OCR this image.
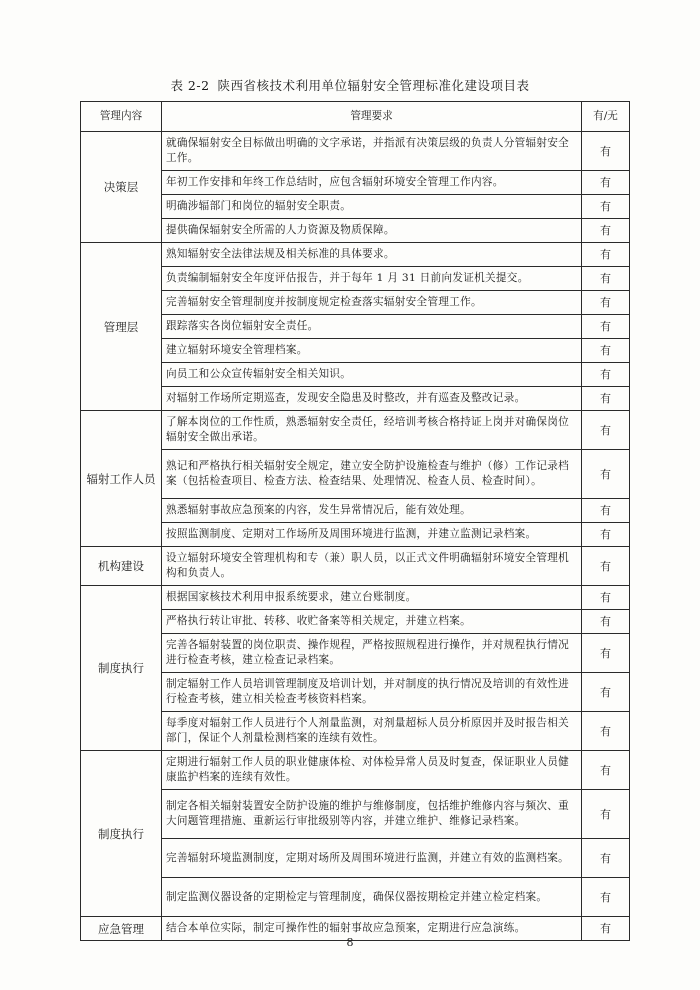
表 2-2 陕西省核技术利用单位辐射安全管理标准化建设项目表
管理内容	管理要求	有/无
决策层	就确保辐射安全目标做出明确的文字承诺，并指派有决策层级的负责人分管辐射安全工作。	有
	年初工作安排和年终工作总结时，应包含辐射环境安全管理工作内容。	有
	明确涉辐部门和岗位的辐射安全职责。	有
	提供确保辐射安全所需的人力资源及物质保障。	有
管理层	熟知辐射安全法律法规及相关标准的具体要求。	有
	负责编制辐射安全年度评估报告，并于每年 1 月 31 日前向发证机关提交。	有
	完善辐射安全管理制度并按制度规定检查落实辐射安全管理工作。	有
	跟踪落实各岗位辐射安全责任。	有
	建立辐射环境安全管理档案。	有
	向员工和公众宣传辐射安全相关知识。	有
	对辐射工作场所定期巡查，发现安全隐患及时整改，并有巡查及整改记录。	有
辐射工作人员	了解本岗位的工作性质，熟悉辐射安全责任，经培训考核合格持证上岗并对确保岗位辐射安全做出承诺。	有
	熟记和严格执行相关辐射安全规定，建立安全防护设施检查与维护（修）工作记录档案（包括检查项目、检查方法、检查结果、处理情况、检查人员、检查时间）。	有
	熟悉辐射事故应急预案的内容，发生异常情况后，能有效处理。	有
	按照监测制度、定期对工作场所及周围环境进行监测，并建立监测记录档案。	有
机构建设	设立辐射环境安全管理机构和专（兼）职人员，以正式文件明确辐射环境安全管理机构和负责人。	有
制度执行	根据国家核技术利用申报系统要求，建立台账制度。	有
	严格执行转让审批、转移、收贮备案等相关规定，并建立档案。	有
	完善各辐射装置的岗位职责、操作规程，严格按照规程进行操作，并对规程执行情况进行检查考核，建立检查记录档案。	有
	制定辐射工作人员培训管理制度及培训计划，并对制度的执行情况及培训的有效性进行检查考核，建立相关检查考核资料档案。	有
	每季度对辐射工作人员进行个人剂量监测，对剂量超标人员分析原因并及时报告相关部门，保证个人剂量检测档案的连续有效性。	有
制度执行	定期进行辐射工作人员的职业健康体检、对体检异常人员及时复查，保证职业人员健康监护档案的连续有效性。	有
	制定各相关辐射装置安全防护设施的维护与维修制度，包括维护维修内容与频次、重大问题管理措施、重新运行审批级别等内容，并建立维护、维修记录档案。	有
	完善辐射环境监测制度，定期对场所及周围环境进行监测，并建立有效的监测档案。	有
	制定监测仪器设备的定期检定与管理制度，确保仪器按期检定并建立检定档案。	有
应急管理	结合本单位实际，制定可操作性的辐射事故应急预案，定期进行应急演练。	有
8
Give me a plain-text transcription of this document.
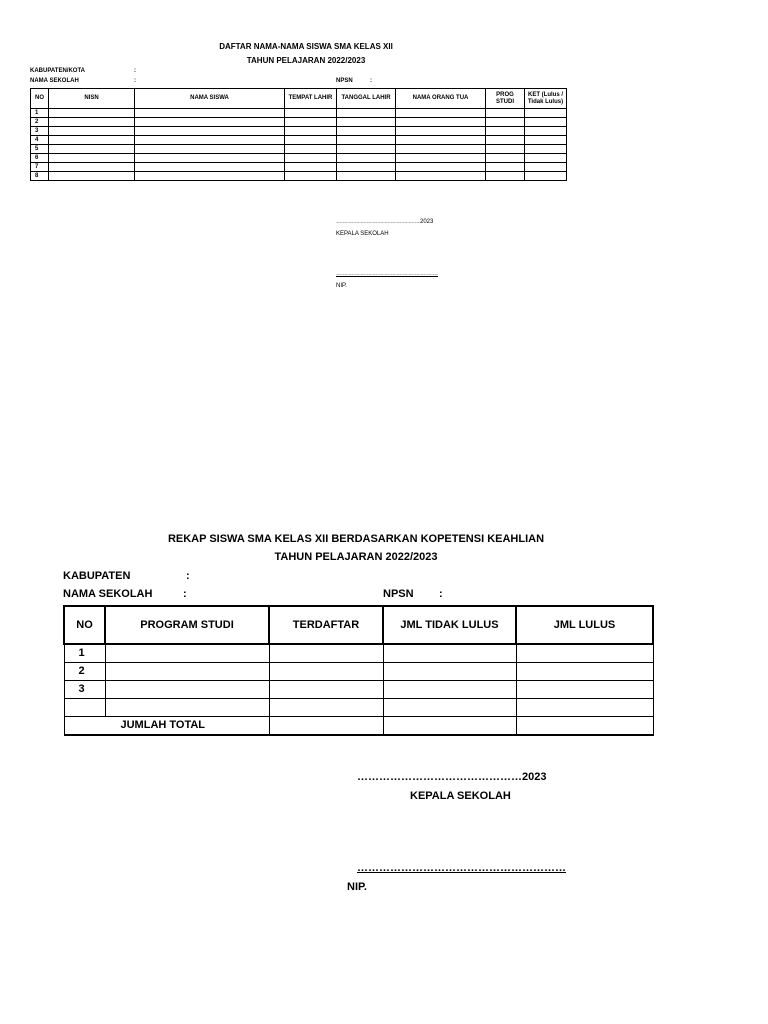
DAFTAR NAMA-NAMA SISWA SMA KELAS XII
TAHUN PELAJARAN 2022/2023
KABUPATEN/KOTA	:
NAMA SEKOLAH	:	NPSN	:
NO	NISN	NAMA SISWA	TEMPAT LAHIR	TANGGAL LAHIR	NAMA ORANG TUA	PROG STUDI	KET (Lulus / Tidak Lulus)
1							
2							
3							
4							
5							
6							
7							
8							
……………………………………2023
KEPALA SEKOLAH
……………………………………………
NIP.
REKAP SISWA SMA KELAS XII BERDASARKAN KOPETENSI KEAHLIAN
TAHUN PELAJARAN 2022/2023
KABUPATEN	:
NAMA SEKOLAH	:	NPSN :
NO	PROGRAM STUDI	TERDAFTAR	JML TIDAK LULUS	JML LULUS
1				
2				
3				

JUMLAH TOTAL				
………………………………………2023
KEPALA SEKOLAH
…………………………………………………
NIP.
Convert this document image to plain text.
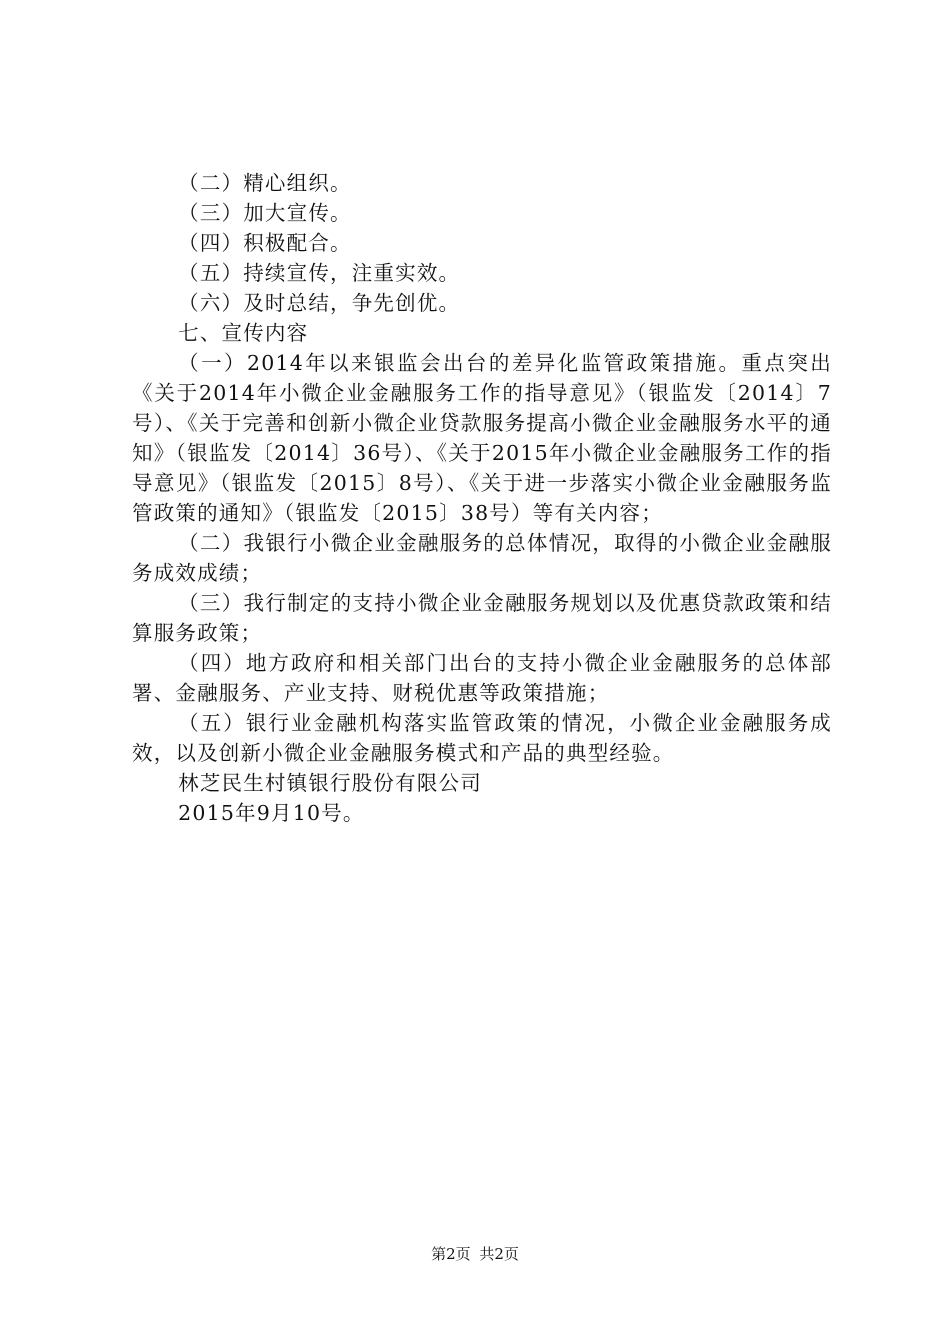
（二）精心组织。

（三）加大宣传。

（四）积极配合。

（五）持续宣传，注重实效。

（六）及时总结，争先创优。

七、宣传内容

（一）2014年以来银监会出台的差异化监管政策措施。重点突出《关于2014年小微企业金融服务工作的指导意见》（银监发〔2014〕7号）、《关于完善和创新小微企业贷款服务提高小微企业金融服务水平的通知》（银监发〔2014〕36号）、《关于2015年小微企业金融服务工作的指导意见》（银监发〔2015〕8号）、《关于进一步落实小微企业金融服务监管政策的通知》（银监发〔2015〕38号）等有关内容；

（二）我银行小微企业金融服务的总体情况，取得的小微企业金融服务成效成绩；

（三）我行制定的支持小微企业金融服务规划以及优惠贷款政策和结算服务政策；

（四）地方政府和相关部门出台的支持小微企业金融服务的总体部署、金融服务、产业支持、财税优惠等政策措施；

（五）银行业金融机构落实监管政策的情况，小微企业金融服务成效，以及创新小微企业金融服务模式和产品的典型经验。

林芝民生村镇银行股份有限公司

2015年9月10号。

第2页 共2页
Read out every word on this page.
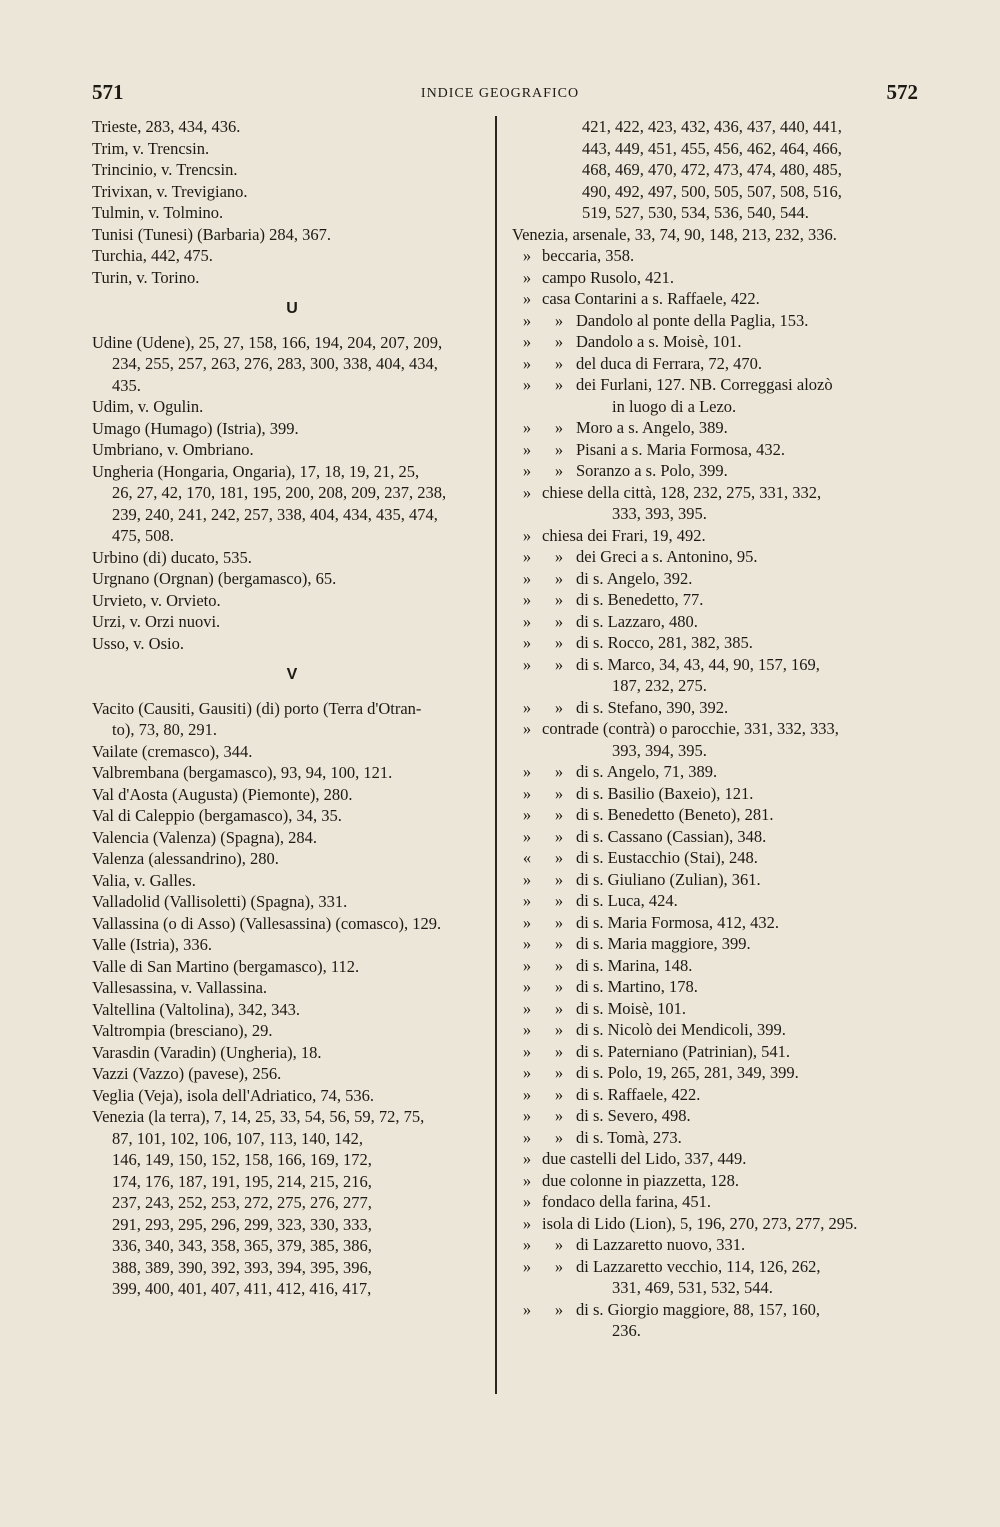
571	INDICE GEOGRAFICO	572
Trieste, 283, 434, 436.
Trim, v. Trencsin.
Trincinio, v. Trencsin.
Trivixan, v. Trevigiano.
Tulmin, v. Tolmino.
Tunisi (Tunesi) (Barbaria) 284, 367.
Turchia, 442, 475.
Turin, v. Torino.
U
Udine (Udene), 25, 27, 158, 166, 194, 204, 207, 209,
234, 255, 257, 263, 276, 283, 300, 338, 404, 434,
435.
Udim, v. Ogulin.
Umago (Humago) (Istria), 399.
Umbriano, v. Ombriano.
Ungheria (Hongaria, Ongaria), 17, 18, 19, 21, 25,
26, 27, 42, 170, 181, 195, 200, 208, 209, 237, 238,
239, 240, 241, 242, 257, 338, 404, 434, 435, 474,
475, 508.
Urbino (di) ducato, 535.
Urgnano (Orgnan) (bergamasco), 65.
Urvieto, v. Orvieto.
Urzi, v. Orzi nuovi.
Usso, v. Osio.
V
Vacito (Causiti, Gausiti) (di) porto (Terra d'Otran-
to), 73, 80, 291.
Vailate (cremasco), 344.
Valbrembana (bergamasco), 93, 94, 100, 121.
Val d'Aosta (Augusta) (Piemonte), 280.
Val di Caleppio (bergamasco), 34, 35.
Valencia (Valenza) (Spagna), 284.
Valenza (alessandrino), 280.
Valia, v. Galles.
Valladolid (Vallisoletti) (Spagna), 331.
Vallassina (o di Asso) (Vallesassina) (comasco), 129.
Valle (Istria), 336.
Valle di San Martino (bergamasco), 112.
Vallesassina, v. Vallassina.
Valtellina (Valtolina), 342, 343.
Valtrompia (bresciano), 29.
Varasdin (Varadin) (Ungheria), 18.
Vazzi (Vazzo) (pavese), 256.
Veglia (Veja), isola dell'Adriatico, 74, 536.
Venezia (la terra), 7, 14, 25, 33, 54, 56, 59, 72, 75,
87, 101, 102, 106, 107, 113, 140, 142,
146, 149, 150, 152, 158, 166, 169, 172,
174, 176, 187, 191, 195, 214, 215, 216,
237, 243, 252, 253, 272, 275, 276, 277,
291, 293, 295, 296, 299, 323, 330, 333,
336, 340, 343, 358, 365, 379, 385, 386,
388, 389, 390, 392, 393, 394, 395, 396,
399, 400, 401, 407, 411, 412, 416, 417,
421, 422, 423, 432, 436, 437, 440, 441,
443, 449, 451, 455, 456, 462, 464, 466,
468, 469, 470, 472, 473, 474, 480, 485,
490, 492, 497, 500, 505, 507, 508, 516,
519, 527, 530, 534, 536, 540, 544.
Venezia, arsenale, 33, 74, 90, 148, 213, 232, 336.
» beccaria, 358.
» campo Rusolo, 421.
» casa Contarini a s. Raffaele, 422.
»	» Dandolo al ponte della Paglia, 153.
»	» Dandolo a s. Moisè, 101.
»	» del duca di Ferrara, 72, 470.
»	» dei Furlani, 127. NB. Correggasi alozò
in luogo di a Lezo.
»	» Moro a s. Angelo, 389.
»	» Pisani a s. Maria Formosa, 432.
»	» Soranzo a s. Polo, 399.
» chiese della città, 128, 232, 275, 331, 332,
333, 393, 395.
» chiesa dei Frari, 19, 492.
»	» dei Greci a s. Antonino, 95.
»	» di s. Angelo, 392.
»	» di s. Benedetto, 77.
»	» di s. Lazzaro, 480.
»	» di s. Rocco, 281, 382, 385.
»	» di s. Marco, 34, 43, 44, 90, 157, 169,
187, 232, 275.
»	» di s. Stefano, 390, 392.
» contrade (contrà) o parocchie, 331, 332, 333,
393, 394, 395.
»	» di s. Angelo, 71, 389.
»	» di s. Basilio (Baxeio), 121.
»	» di s. Benedetto (Beneto), 281.
»	» di s. Cassano (Cassian), 348.
«	» di s. Eustacchio (Stai), 248.
»	» di s. Giuliano (Zulian), 361.
»	» di s. Luca, 424.
»	» di s. Maria Formosa, 412, 432.
»	» di s. Maria maggiore, 399.
»	» di s. Marina, 148.
»	» di s. Martino, 178.
»	» di s. Moisè, 101.
»	» di s. Nicolò dei Mendicoli, 399.
»	» di s. Paterniano (Patrinian), 541.
»	» di s. Polo, 19, 265, 281, 349, 399.
»	» di s. Raffaele, 422.
»	» di s. Severo, 498.
»	» di s. Tomà, 273.
» due castelli del Lido, 337, 449.
» due colonne in piazzetta, 128.
» fondaco della farina, 451.
» isola di Lido (Lion), 5, 196, 270, 273, 277, 295.
»	» di Lazzaretto nuovo, 331.
»	» di Lazzaretto vecchio, 114, 126, 262,
331, 469, 531, 532, 544.
»	» di s. Giorgio maggiore, 88, 157, 160,
236.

· · · ·

**EXERCISE TASK**
From the entries above, collect every line with the string "Formosa" in it.

**ANSWER TO THIS PROBLEM**
»	» Pisani a s. Maria Formosa, 432.
»	» di s. Maria Formosa, 412, 432.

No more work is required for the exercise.